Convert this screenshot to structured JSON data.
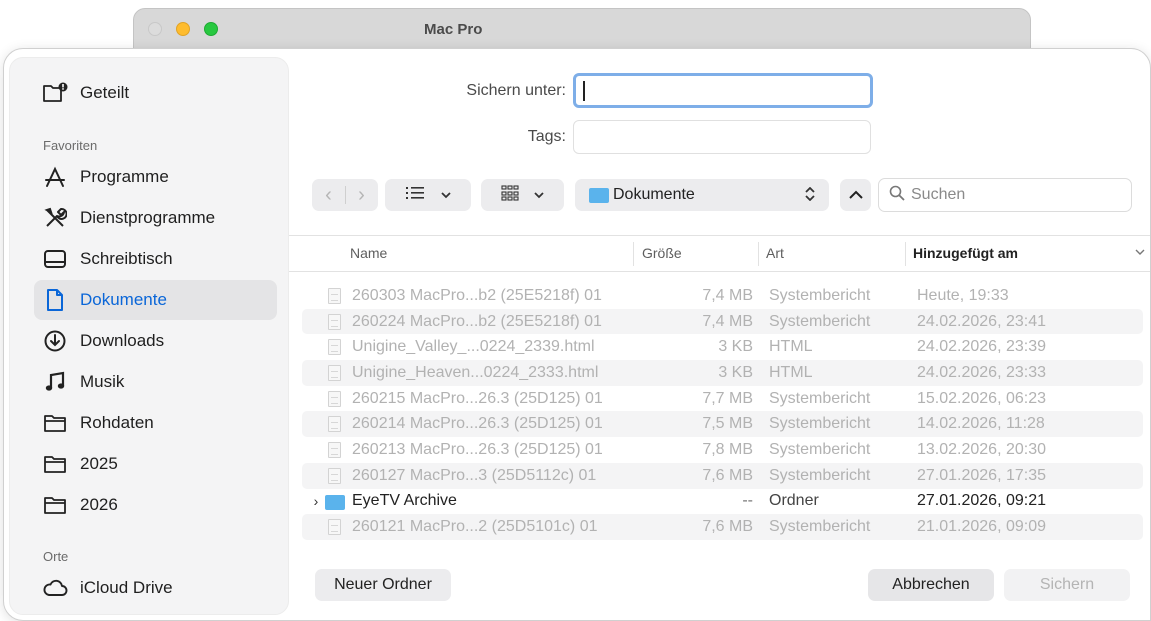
{
  "background_window": {
    "title": "Mac Pro"
  },
  "sidebar": {
    "shared": {
      "label": "Geteilt",
      "icon": "shared-folder-icon"
    },
    "favorites_header": "Favoriten",
    "favorites": [
      {
        "label": "Programme",
        "icon": "applications-icon"
      },
      {
        "label": "Dienstprogramme",
        "icon": "utilities-icon"
      },
      {
        "label": "Schreibtisch",
        "icon": "desktop-icon"
      },
      {
        "label": "Dokumente",
        "icon": "document-icon",
        "selected": true
      },
      {
        "label": "Downloads",
        "icon": "download-icon"
      },
      {
        "label": "Musik",
        "icon": "music-icon"
      },
      {
        "label": "Rohdaten",
        "icon": "folder-icon"
      },
      {
        "label": "2025",
        "icon": "folder-icon"
      },
      {
        "label": "2026",
        "icon": "folder-icon"
      }
    ],
    "places_header": "Orte",
    "places": [
      {
        "label": "iCloud Drive",
        "icon": "cloud-icon"
      }
    ]
  },
  "form": {
    "save_as_label": "Sichern unter:",
    "save_as_value": "",
    "tags_label": "Tags:",
    "tags_value": ""
  },
  "toolbar": {
    "back_glyph": "‹",
    "forward_glyph": "›",
    "list_view_icon": "list-view-icon",
    "grid_view_icon": "grid-view-icon",
    "location": "Dokumente",
    "search_placeholder": "Suchen"
  },
  "table": {
    "columns": [
      "Name",
      "Größe",
      "Art",
      "Hinzugefügt am"
    ],
    "sorted_column": "Hinzugefügt am",
    "rows": [
      {
        "name": "260303 MacPro...b2 (25E5218f) 01",
        "size": "7,4 MB",
        "kind": "Systembericht",
        "date": "Heute, 19:33",
        "enabled": false,
        "type": "doc"
      },
      {
        "name": "260224 MacPro...b2 (25E5218f) 01",
        "size": "7,4 MB",
        "kind": "Systembericht",
        "date": "24.02.2026, 23:41",
        "enabled": false,
        "type": "doc"
      },
      {
        "name": "Unigine_Valley_...0224_2339.html",
        "size": "3 KB",
        "kind": "HTML",
        "date": "24.02.2026, 23:39",
        "enabled": false,
        "type": "doc"
      },
      {
        "name": "Unigine_Heaven...0224_2333.html",
        "size": "3 KB",
        "kind": "HTML",
        "date": "24.02.2026, 23:33",
        "enabled": false,
        "type": "doc"
      },
      {
        "name": "260215 MacPro...26.3 (25D125) 01",
        "size": "7,7 MB",
        "kind": "Systembericht",
        "date": "15.02.2026, 06:23",
        "enabled": false,
        "type": "doc"
      },
      {
        "name": "260214 MacPro...26.3 (25D125) 01",
        "size": "7,5 MB",
        "kind": "Systembericht",
        "date": "14.02.2026, 11:28",
        "enabled": false,
        "type": "doc"
      },
      {
        "name": "260213 MacPro...26.3 (25D125) 01",
        "size": "7,8 MB",
        "kind": "Systembericht",
        "date": "13.02.2026, 20:30",
        "enabled": false,
        "type": "doc"
      },
      {
        "name": "260127 MacPro...3 (25D5112c) 01",
        "size": "7,6 MB",
        "kind": "Systembericht",
        "date": "27.01.2026, 17:35",
        "enabled": false,
        "type": "doc"
      },
      {
        "name": "EyeTV Archive",
        "size": "--",
        "kind": "Ordner",
        "date": "27.01.2026, 09:21",
        "enabled": true,
        "type": "folder"
      },
      {
        "name": "260121 MacPro...2 (25D5101c) 01",
        "size": "7,6 MB",
        "kind": "Systembericht",
        "date": "21.01.2026, 09:09",
        "enabled": false,
        "type": "doc"
      }
    ]
  },
  "buttons": {
    "new_folder": "Neuer Ordner",
    "cancel": "Abbrechen",
    "save": "Sichern"
  },
  "colors": {
    "accent": "#0a66d8",
    "folder_blue": "#5ab3ec",
    "traffic_yellow": "#febc2e",
    "traffic_green": "#28c840"
  }
}
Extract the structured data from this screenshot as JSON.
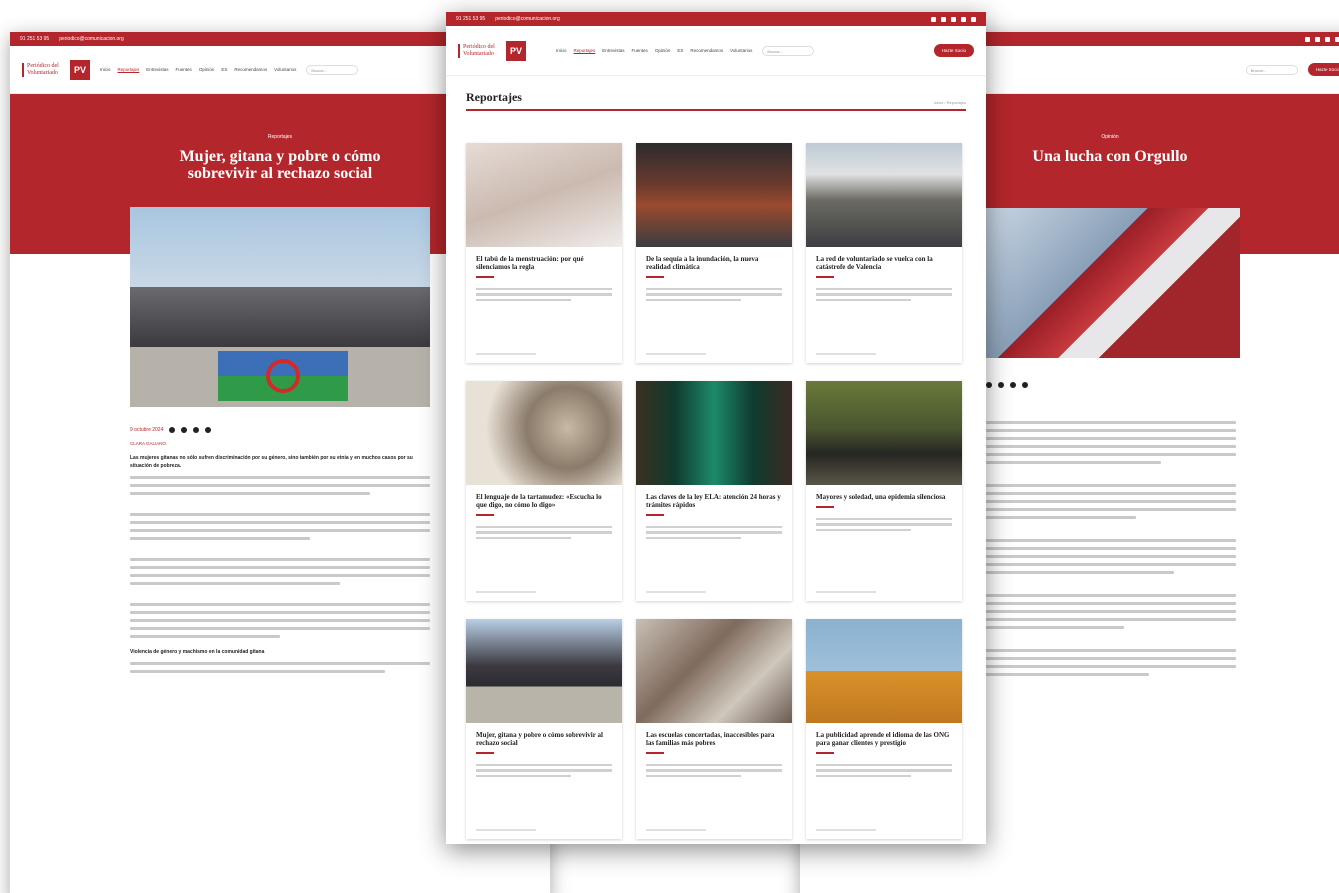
+ + + +
> SET TASK: Return the full material word for word. Do not include the pictures.

> FULL SOLUTION:
Convert this screenshot to structured JSON data.
{
  "background_window": {
    "title": "Mac Pro"
  },
  "sidebar": {
    "shared": {
      "label": "Geteilt",
      "icon": "shared-folder-icon"
    },
    "favorites_header": "Favoriten",
    "favorites": [
      {
        "label": "Programme",
        "icon": "applications-icon"
      },
      {
        "label": "Dienstprogramme",
        "icon": "utilities-icon"
      },
      {
        "label": "Schreibtisch",
        "icon": "desktop-icon"
      },
      {
        "label": "Dokumente",
        "icon": "document-icon",
        "selected": true
      },
      {
        "label": "Downloads",
        "icon": "download-icon"
      },
      {
        "label": "Musik",
        "icon": "music-icon"
      },
      {
        "label": "Rohdaten",
        "icon": "folder-icon"
      },
      {
        "label": "2025",
        "icon": "folder-icon"
      },
      {
        "label": "2026",
        "icon": "folder-icon"
      }
    ],
    "places_header": "Orte",
    "places": [
      {
        "label": "iCloud Drive",
        "icon": "cloud-icon"
      }
    ]
  },
  "form": {
    "save_as_label": "Sichern unter:",
    "save_as_value": "",
    "tags_label": "Tags:",
    "tags_value": ""
  },
  "toolbar": {
    "back_glyph": "‹",
    "forward_glyph": "›",
    "list_view_icon": "list-view-icon",
    "grid_view_icon": "grid-view-icon",
    "location": "Dokumente",
    "search_placeholder": "Suchen"
  },
  "table": {
    "columns": [
      "Name",
      "Größe",
      "Art",
      "Hinzugefügt am"
    ],
    "sorted_column": "Hinzugefügt am",
    "rows": [
      {
        "name": "260303 MacPro...b2 (25E5218f) 01",
        "size": "7,4 MB",
        "kind": "Systembericht",
        "date": "Heute, 19:33",
        "enabled": false,
        "type": "doc"
      },
      {
        "name": "260224 MacPro...b2 (25E5218f) 01",
        "size": "7,4 MB",
        "kind": "Systembericht",
        "date": "24.02.2026, 23:41",
        "enabled": false,
        "type": "doc"
      },
      {
        "name": "Unigine_Valley_...0224_2339.html",
        "size": "3 KB",
        "kind": "HTML",
        "date": "24.02.2026, 23:39",
        "enabled": false,
        "type": "doc"
      },
      {
        "name": "Unigine_Heaven...0224_2333.html",
        "size": "3 KB",
        "kind": "HTML",
        "date": "24.02.2026, 23:33",
        "enabled": false,
        "type": "doc"
      },
      {
        "name": "260215 MacPro...26.3 (25D125) 01",
        "size": "7,7 MB",
        "kind": "Systembericht",
        "date": "15.02.2026, 06:23",
        "enabled": false,
        "type": "doc"
      },
      {
        "name": "260214 MacPro...26.3 (25D125) 01",
        "size": "7,5 MB",
        "kind": "Systembericht",
        "date": "14.02.2026, 11:28",
        "enabled": false,
        "type": "doc"
      },
      {
        "name": "260213 MacPro...26.3 (25D125) 01",
        "size": "7,8 MB",
        "kind": "Systembericht",
        "date": "13.02.2026, 20:30",
        "enabled": false,
        "type": "doc"
      },
      {
        "name": "260127 MacPro...3 (25D5112c) 01",
        "size": "7,6 MB",
        "kind": "Systembericht",
        "date": "27.01.2026, 17:35",
        "enabled": false,
        "type": "doc"
      },
      {
        "name": "EyeTV Archive",
        "size": "--",
        "kind": "Ordner",
        "date": "27.01.2026, 09:21",
        "enabled": true,
        "type": "folder"
      },
      {
        "name": "260121 MacPro...2 (25D5101c) 01",
        "size": "7,6 MB",
        "kind": "Systembericht",
        "date": "21.01.2026, 09:09",
        "enabled": false,
        "type": "doc"
      }
    ]
  },
  "buttons": {
    "new_folder": "Neuer Ordner",
    "cancel": "Abbrechen",
    "save": "Sichern"
  },
  "colors": {
    "accent": "#0a66d8",
    "folder_blue": "#5ab3ec",
    "traffic_yellow": "#febc2e",
    "traffic_green": "#28c840"
  }
}
Extract the structured data from this screenshot as JSON.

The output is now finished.